* GOAL: Provide an exact copy of the data, excluding the images.

* RECORDS SHOWN:
-------------------------

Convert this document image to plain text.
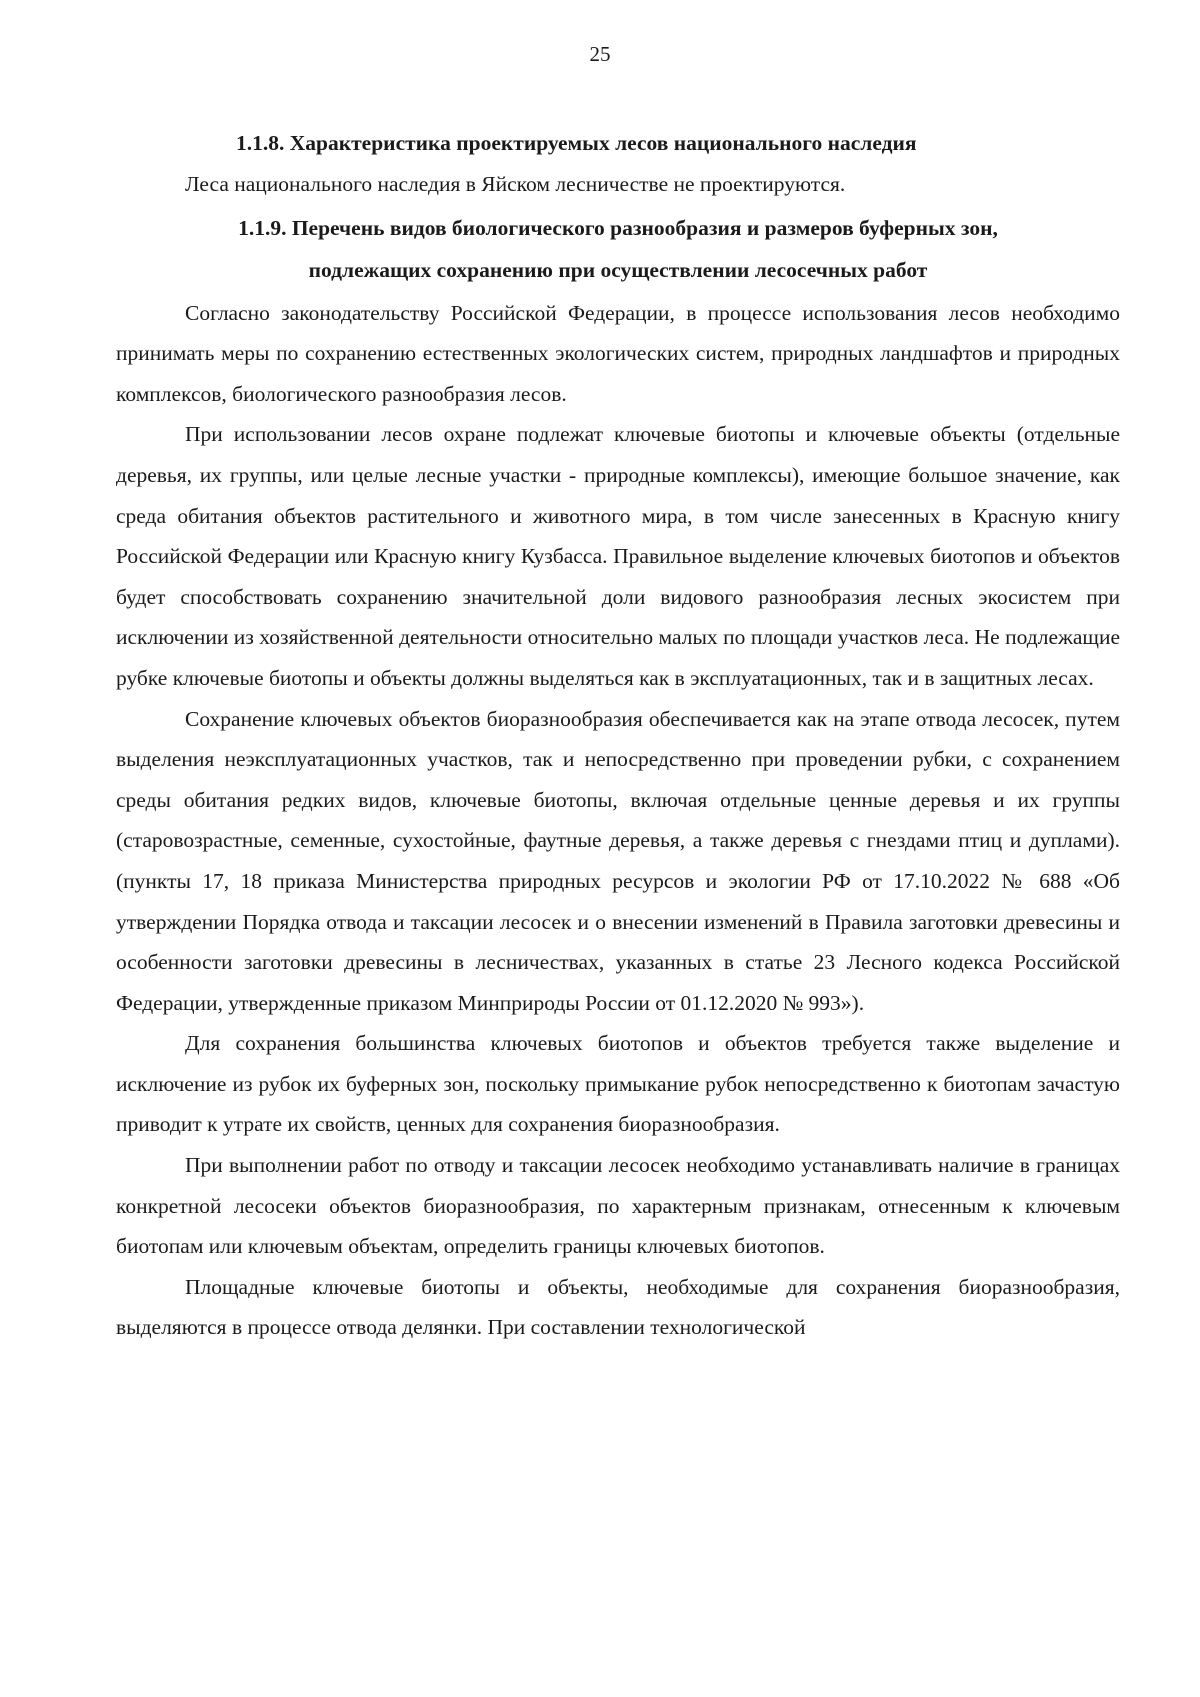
25

1.1.8. Характеристика проектируемых лесов национального наследия

Леса национального наследия в Яйском лесничестве не проектируются.

1.1.9. Перечень видов биологического разнообразия и размеров буферных зон,

подлежащих сохранению при осуществлении лесосечных работ

Согласно законодательству Российской Федерации, в процессе использования лесов необходимо принимать меры по сохранению естественных экологических систем, природных ландшафтов и природных комплексов, биологического разнообразия лесов.

При использовании лесов охране подлежат ключевые биотопы и ключевые объекты (отдельные деревья, их группы, или целые лесные участки - природные комплексы), имеющие большое значение, как среда обитания объектов растительного и животного мира, в том числе занесенных в Красную книгу Российской Федерации или Красную книгу Кузбасса. Правильное выделение ключевых биотопов и объектов будет способствовать сохранению значительной доли видового разнообразия лесных экосистем при исключении из хозяйственной деятельности относительно малых по площади участков леса. Не подлежащие рубке ключевые биотопы и объекты должны выделяться как в эксплуатационных, так и в защитных лесах.

Сохранение ключевых объектов биоразнообразия обеспечивается как на этапе отвода лесосек, путем выделения неэксплуатационных участков, так и непосредственно при проведении рубки, с сохранением среды обитания редких видов, ключевые биотопы, включая отдельные ценные деревья и их группы (старовозрастные, семенные, сухостойные, фаутные деревья, а также деревья с гнездами птиц и дуплами).(пункты 17, 18 приказа Министерства природных ресурсов и экологии РФ от 17.10.2022 № 688 «Об утверждении Порядка отвода и таксации лесосек и о внесении изменений в Правила заготовки древесины и особенности заготовки древесины в лесничествах, указанных в статье 23 Лесного кодекса Российской Федерации, утвержденные приказом Минприроды России от 01.12.2020 № 993»).

Для сохранения большинства ключевых биотопов и объектов требуется также выделение и исключение из рубок их буферных зон, поскольку примыкание рубок непосредственно к биотопам зачастую приводит к утрате их свойств, ценных для сохранения биоразнообразия.

При выполнении работ по отводу и таксации лесосек необходимо устанавливать наличие в границах конкретной лесосеки объектов биоразнообразия, по характерным признакам, отнесенным к ключевым биотопам или ключевым объектам, определить границы ключевых биотопов.

Площадные ключевые биотопы и объекты, необходимые для сохранения биоразнообразия, выделяются в процессе отвода делянки. При составлении технологической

-------------------------

* REPLY:
Convert this document image to plain text.
25

1.1.8. Характеристика проектируемых лесов национального наследия

Леса национального наследия в Яйском лесничестве не проектируются.

1.1.9. Перечень видов биологического разнообразия и размеров буферных зон,

подлежащих сохранению при осуществлении лесосечных работ

Согласно законодательству Российской Федерации, в процессе использования лесов необходимо принимать меры по сохранению естественных экологических систем, природных ландшафтов и природных комплексов, биологического разнообразия лесов.

При использовании лесов охране подлежат ключевые биотопы и ключевые объекты (отдельные деревья, их группы, или целые лесные участки - природные комплексы), имеющие большое значение, как среда обитания объектов растительного и животного мира, в том числе занесенных в Красную книгу Российской Федерации или Красную книгу Кузбасса. Правильное выделение ключевых биотопов и объектов будет способствовать сохранению значительной доли видового разнообразия лесных экосистем при исключении из хозяйственной деятельности относительно малых по площади участков леса. Не подлежащие рубке ключевые биотопы и объекты должны выделяться как в эксплуатационных, так и в защитных лесах.

Сохранение ключевых объектов биоразнообразия обеспечивается как на этапе отвода лесосек, путем выделения неэксплуатационных участков, так и непосредственно при проведении рубки, с сохранением среды обитания редких видов, ключевые биотопы, включая отдельные ценные деревья и их группы (старовозрастные, семенные, сухостойные, фаутные деревья, а также деревья с гнездами птиц и дуплами).(пункты 17, 18 приказа Министерства природных ресурсов и экологии РФ от 17.10.2022 № 688 «Об утверждении Порядка отвода и таксации лесосек и о внесении изменений в Правила заготовки древесины и особенности заготовки древесины в лесничествах, указанных в статье 23 Лесного кодекса Российской Федерации, утвержденные приказом Минприроды России от 01.12.2020 № 993»).

Для сохранения большинства ключевых биотопов и объектов требуется также выделение и исключение из рубок их буферных зон, поскольку примыкание рубок непосредственно к биотопам зачастую приводит к утрате их свойств, ценных для сохранения биоразнообразия.

При выполнении работ по отводу и таксации лесосек необходимо устанавливать наличие в границах конкретной лесосеки объектов биоразнообразия, по характерным признакам, отнесенным к ключевым биотопам или ключевым объектам, определить границы ключевых биотопов.

Площадные ключевые биотопы и объекты, необходимые для сохранения биоразнообразия, выделяются в процессе отвода делянки. При составлении технологической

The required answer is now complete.